▶ [STATED TASK]
Could you return each line from the one bearing "Parse this screenshot: output" through the last line of the entries, exactly as it stands, with no pictures?

▶ [DATASET CONTENT]

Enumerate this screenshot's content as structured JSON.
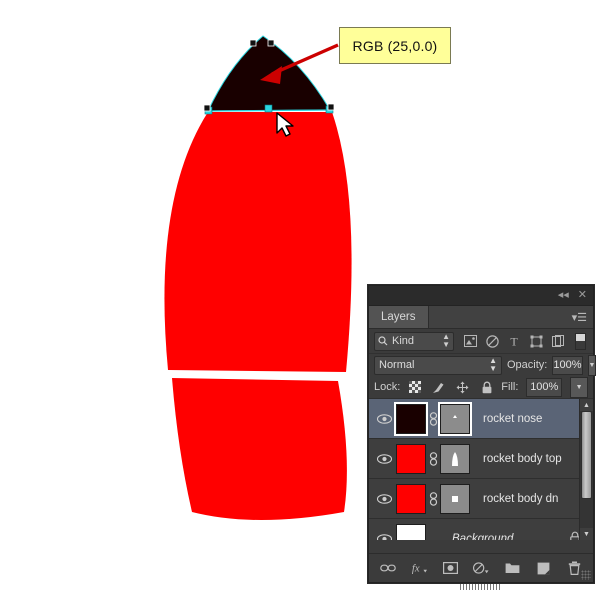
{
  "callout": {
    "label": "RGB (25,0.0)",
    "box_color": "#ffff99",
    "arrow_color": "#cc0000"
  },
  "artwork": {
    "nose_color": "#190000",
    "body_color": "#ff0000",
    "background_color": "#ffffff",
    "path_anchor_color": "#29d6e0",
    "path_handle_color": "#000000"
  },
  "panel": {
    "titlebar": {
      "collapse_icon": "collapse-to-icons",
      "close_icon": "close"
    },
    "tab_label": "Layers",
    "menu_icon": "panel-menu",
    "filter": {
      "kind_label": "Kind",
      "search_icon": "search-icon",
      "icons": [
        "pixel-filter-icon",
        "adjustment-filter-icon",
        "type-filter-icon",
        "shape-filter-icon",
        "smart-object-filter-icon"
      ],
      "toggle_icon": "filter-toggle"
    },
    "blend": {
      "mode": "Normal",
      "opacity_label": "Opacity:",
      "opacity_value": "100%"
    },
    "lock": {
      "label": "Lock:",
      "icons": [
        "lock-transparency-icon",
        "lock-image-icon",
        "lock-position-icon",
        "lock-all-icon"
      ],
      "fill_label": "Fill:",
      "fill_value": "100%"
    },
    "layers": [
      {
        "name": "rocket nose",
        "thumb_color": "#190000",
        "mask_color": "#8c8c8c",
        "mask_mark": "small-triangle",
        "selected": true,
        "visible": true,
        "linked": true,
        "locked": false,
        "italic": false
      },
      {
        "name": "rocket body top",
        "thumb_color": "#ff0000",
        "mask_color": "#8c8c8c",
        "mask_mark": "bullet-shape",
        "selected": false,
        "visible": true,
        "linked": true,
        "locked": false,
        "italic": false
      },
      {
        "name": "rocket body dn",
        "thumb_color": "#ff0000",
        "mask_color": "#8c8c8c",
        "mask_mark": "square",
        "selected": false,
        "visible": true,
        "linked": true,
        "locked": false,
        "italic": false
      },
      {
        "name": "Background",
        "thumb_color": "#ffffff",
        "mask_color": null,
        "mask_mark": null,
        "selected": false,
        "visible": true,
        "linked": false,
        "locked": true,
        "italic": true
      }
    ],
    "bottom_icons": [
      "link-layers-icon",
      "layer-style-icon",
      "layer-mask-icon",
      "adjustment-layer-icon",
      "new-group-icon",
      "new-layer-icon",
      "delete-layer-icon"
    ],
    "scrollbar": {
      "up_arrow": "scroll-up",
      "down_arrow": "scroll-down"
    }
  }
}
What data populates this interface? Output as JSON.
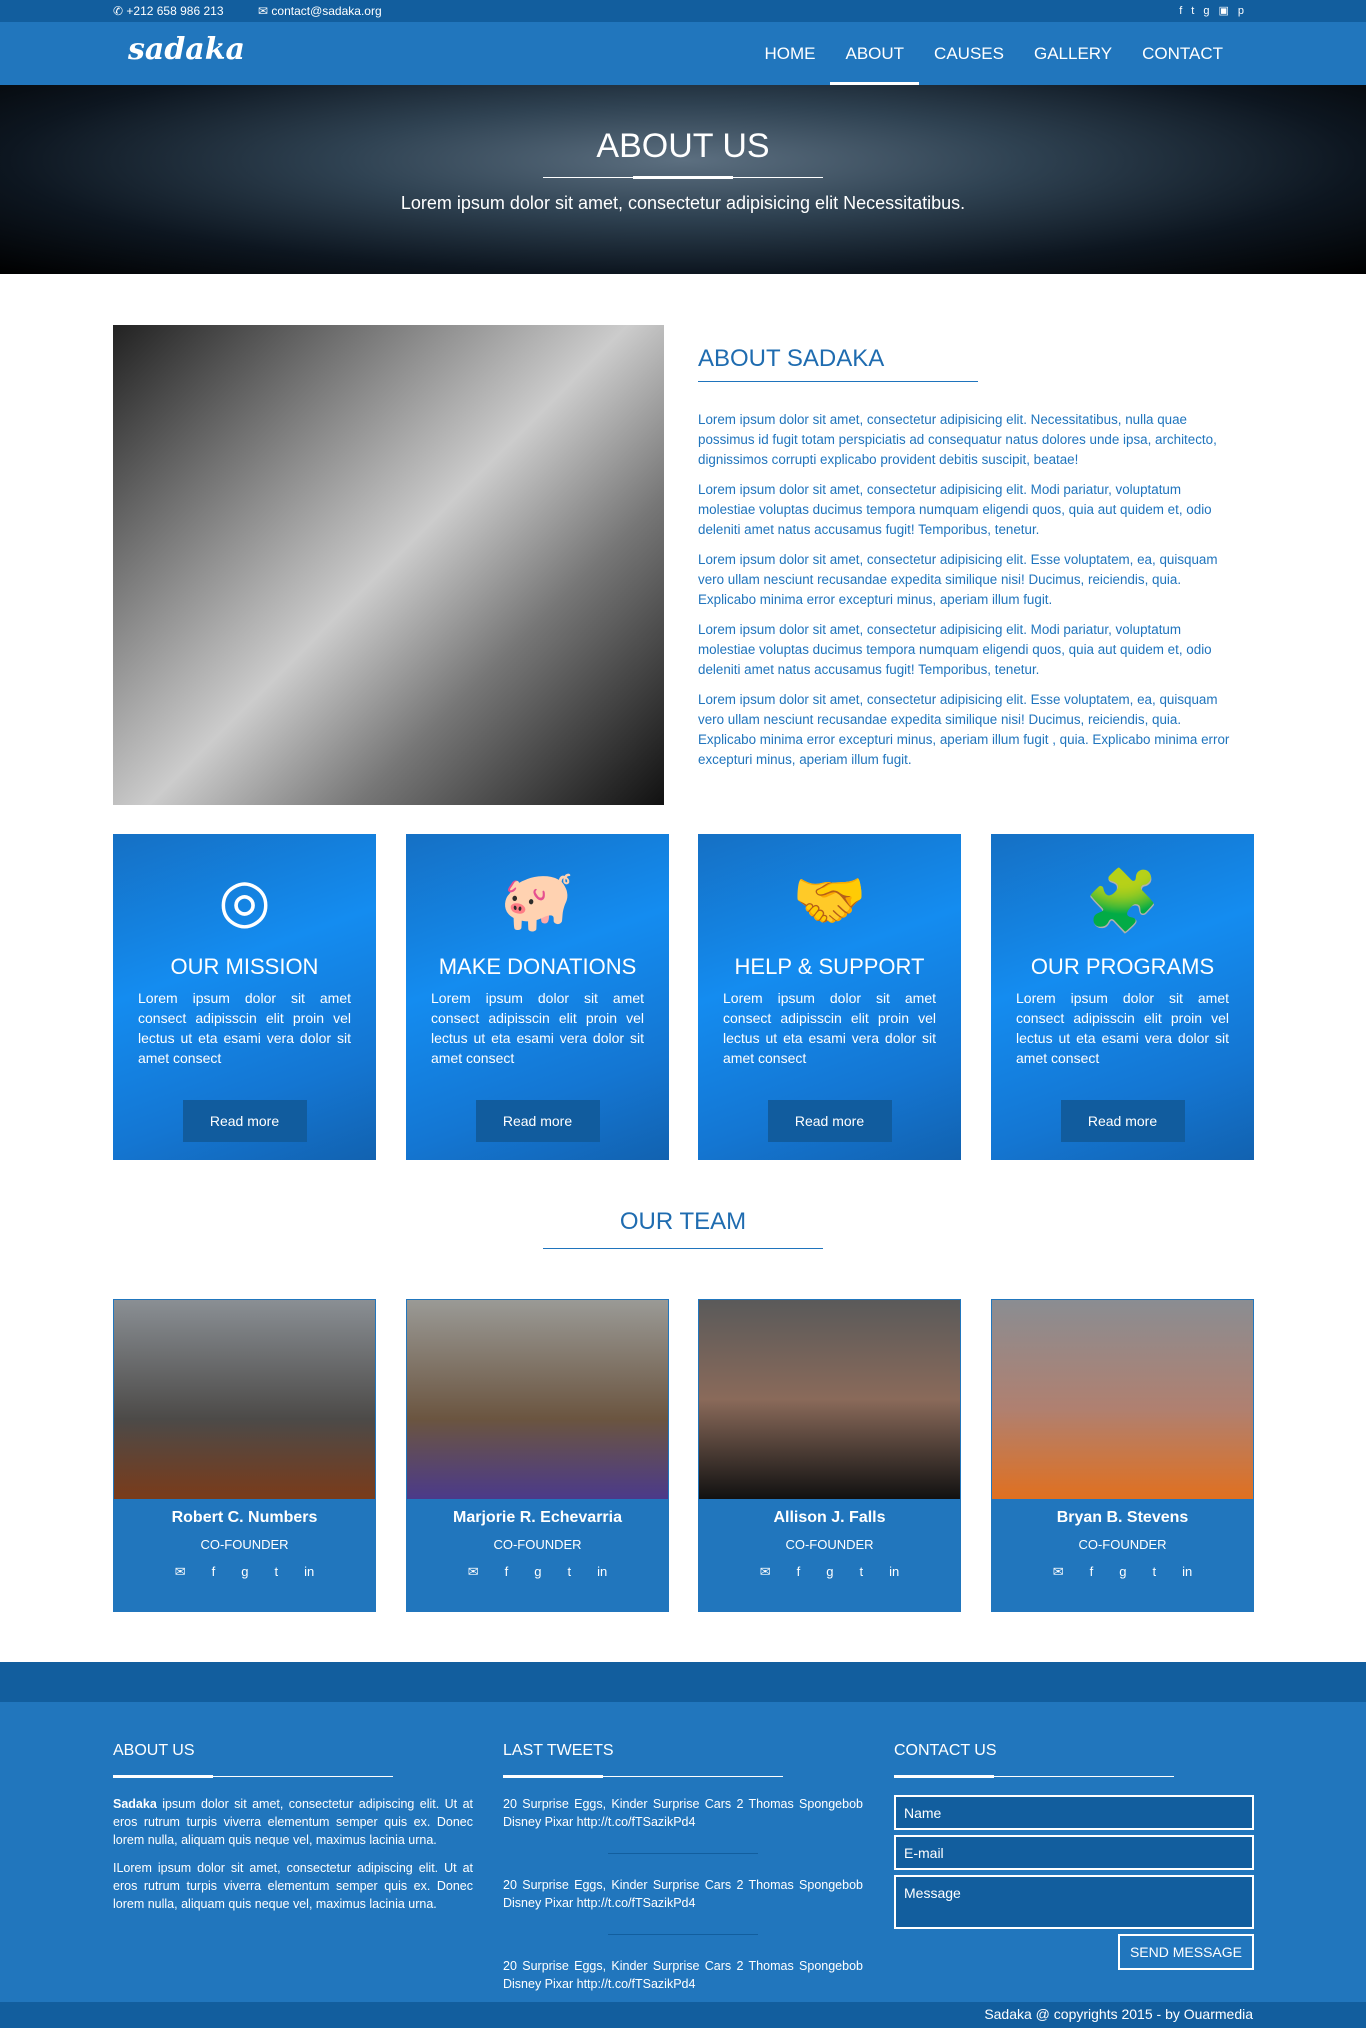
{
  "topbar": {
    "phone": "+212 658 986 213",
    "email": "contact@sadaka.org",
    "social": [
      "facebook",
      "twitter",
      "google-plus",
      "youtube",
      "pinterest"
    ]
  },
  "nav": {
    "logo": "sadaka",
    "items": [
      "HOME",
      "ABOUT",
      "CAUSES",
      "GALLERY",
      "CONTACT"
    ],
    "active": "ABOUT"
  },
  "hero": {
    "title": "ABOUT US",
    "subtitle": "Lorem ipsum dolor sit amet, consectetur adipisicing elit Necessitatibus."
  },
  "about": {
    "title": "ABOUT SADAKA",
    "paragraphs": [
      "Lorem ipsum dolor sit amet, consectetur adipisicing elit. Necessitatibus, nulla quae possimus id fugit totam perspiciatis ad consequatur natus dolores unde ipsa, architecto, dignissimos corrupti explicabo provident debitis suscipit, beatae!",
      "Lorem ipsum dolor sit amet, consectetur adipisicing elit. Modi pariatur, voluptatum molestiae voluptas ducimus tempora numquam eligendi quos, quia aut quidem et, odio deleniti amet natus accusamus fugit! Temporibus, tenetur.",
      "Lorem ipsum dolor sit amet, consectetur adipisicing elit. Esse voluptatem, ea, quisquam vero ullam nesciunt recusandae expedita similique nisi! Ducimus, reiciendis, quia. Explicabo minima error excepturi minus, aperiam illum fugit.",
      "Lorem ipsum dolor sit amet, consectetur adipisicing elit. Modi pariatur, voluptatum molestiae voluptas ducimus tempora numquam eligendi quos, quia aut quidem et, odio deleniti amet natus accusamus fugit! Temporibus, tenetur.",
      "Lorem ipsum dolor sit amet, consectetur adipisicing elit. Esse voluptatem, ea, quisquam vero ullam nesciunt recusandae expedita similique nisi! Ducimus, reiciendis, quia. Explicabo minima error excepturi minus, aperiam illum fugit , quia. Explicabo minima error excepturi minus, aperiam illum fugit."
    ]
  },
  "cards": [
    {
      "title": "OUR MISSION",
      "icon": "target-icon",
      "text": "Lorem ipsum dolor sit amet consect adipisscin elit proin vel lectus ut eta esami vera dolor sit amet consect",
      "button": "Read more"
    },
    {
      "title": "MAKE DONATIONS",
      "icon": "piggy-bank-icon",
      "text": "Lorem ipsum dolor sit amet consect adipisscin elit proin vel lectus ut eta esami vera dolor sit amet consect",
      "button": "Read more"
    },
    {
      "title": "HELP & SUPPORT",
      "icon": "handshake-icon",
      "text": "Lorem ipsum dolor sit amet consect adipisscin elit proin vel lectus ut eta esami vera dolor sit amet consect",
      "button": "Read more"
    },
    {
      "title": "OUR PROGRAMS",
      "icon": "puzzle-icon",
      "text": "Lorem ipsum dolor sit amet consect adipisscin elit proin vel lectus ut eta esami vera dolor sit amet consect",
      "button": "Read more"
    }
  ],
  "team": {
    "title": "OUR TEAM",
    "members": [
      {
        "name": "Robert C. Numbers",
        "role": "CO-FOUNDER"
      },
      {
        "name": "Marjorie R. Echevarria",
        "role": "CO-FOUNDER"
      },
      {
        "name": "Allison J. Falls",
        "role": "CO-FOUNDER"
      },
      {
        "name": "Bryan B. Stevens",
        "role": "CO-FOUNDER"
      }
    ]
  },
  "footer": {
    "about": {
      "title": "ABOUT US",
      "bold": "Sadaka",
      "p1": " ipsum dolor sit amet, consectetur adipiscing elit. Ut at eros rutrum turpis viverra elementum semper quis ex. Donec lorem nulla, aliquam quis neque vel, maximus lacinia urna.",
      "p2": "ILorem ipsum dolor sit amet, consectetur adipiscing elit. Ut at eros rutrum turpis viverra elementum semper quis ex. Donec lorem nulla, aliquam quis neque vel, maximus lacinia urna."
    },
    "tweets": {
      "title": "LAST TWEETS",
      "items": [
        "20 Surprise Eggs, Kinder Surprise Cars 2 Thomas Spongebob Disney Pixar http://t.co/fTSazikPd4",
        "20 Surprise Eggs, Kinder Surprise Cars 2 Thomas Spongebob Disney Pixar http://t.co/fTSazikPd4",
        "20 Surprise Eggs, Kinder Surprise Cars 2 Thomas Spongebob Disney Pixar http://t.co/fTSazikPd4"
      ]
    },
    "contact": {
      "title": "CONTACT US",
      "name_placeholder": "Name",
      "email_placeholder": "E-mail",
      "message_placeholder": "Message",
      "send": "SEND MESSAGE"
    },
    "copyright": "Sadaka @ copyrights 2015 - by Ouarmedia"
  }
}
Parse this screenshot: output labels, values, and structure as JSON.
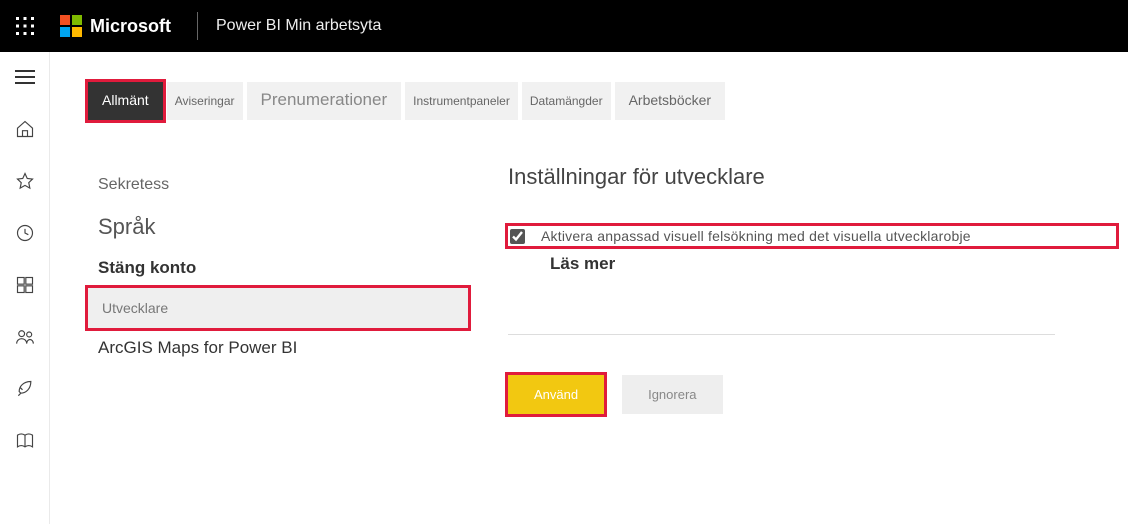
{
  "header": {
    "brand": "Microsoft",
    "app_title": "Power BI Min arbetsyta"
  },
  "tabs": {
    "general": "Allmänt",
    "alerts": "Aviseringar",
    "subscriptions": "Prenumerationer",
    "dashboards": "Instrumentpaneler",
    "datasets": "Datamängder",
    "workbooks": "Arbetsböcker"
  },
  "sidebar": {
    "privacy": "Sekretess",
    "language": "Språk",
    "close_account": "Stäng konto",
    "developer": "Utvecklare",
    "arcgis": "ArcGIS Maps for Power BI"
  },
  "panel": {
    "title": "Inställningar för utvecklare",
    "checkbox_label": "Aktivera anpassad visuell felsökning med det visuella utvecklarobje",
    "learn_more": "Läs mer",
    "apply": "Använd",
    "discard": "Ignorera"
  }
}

▶ [REPLY]
Parse this screenshot: output labels, values, and structure as JSON.
{
  "header": {
    "brand": "Microsoft",
    "app_title": "Power BI Min arbetsyta"
  },
  "tabs": {
    "general": "Allmänt",
    "alerts": "Aviseringar",
    "subscriptions": "Prenumerationer",
    "dashboards": "Instrumentpaneler",
    "datasets": "Datamängder",
    "workbooks": "Arbetsböcker"
  },
  "sidebar": {
    "privacy": "Sekretess",
    "language": "Språk",
    "close_account": "Stäng konto",
    "developer": "Utvecklare",
    "arcgis": "ArcGIS Maps for Power BI"
  },
  "panel": {
    "title": "Inställningar för utvecklare",
    "checkbox_label": "Aktivera anpassad visuell felsökning med det visuella utvecklarobje",
    "learn_more": "Läs mer",
    "apply": "Använd",
    "discard": "Ignorera"
  }
}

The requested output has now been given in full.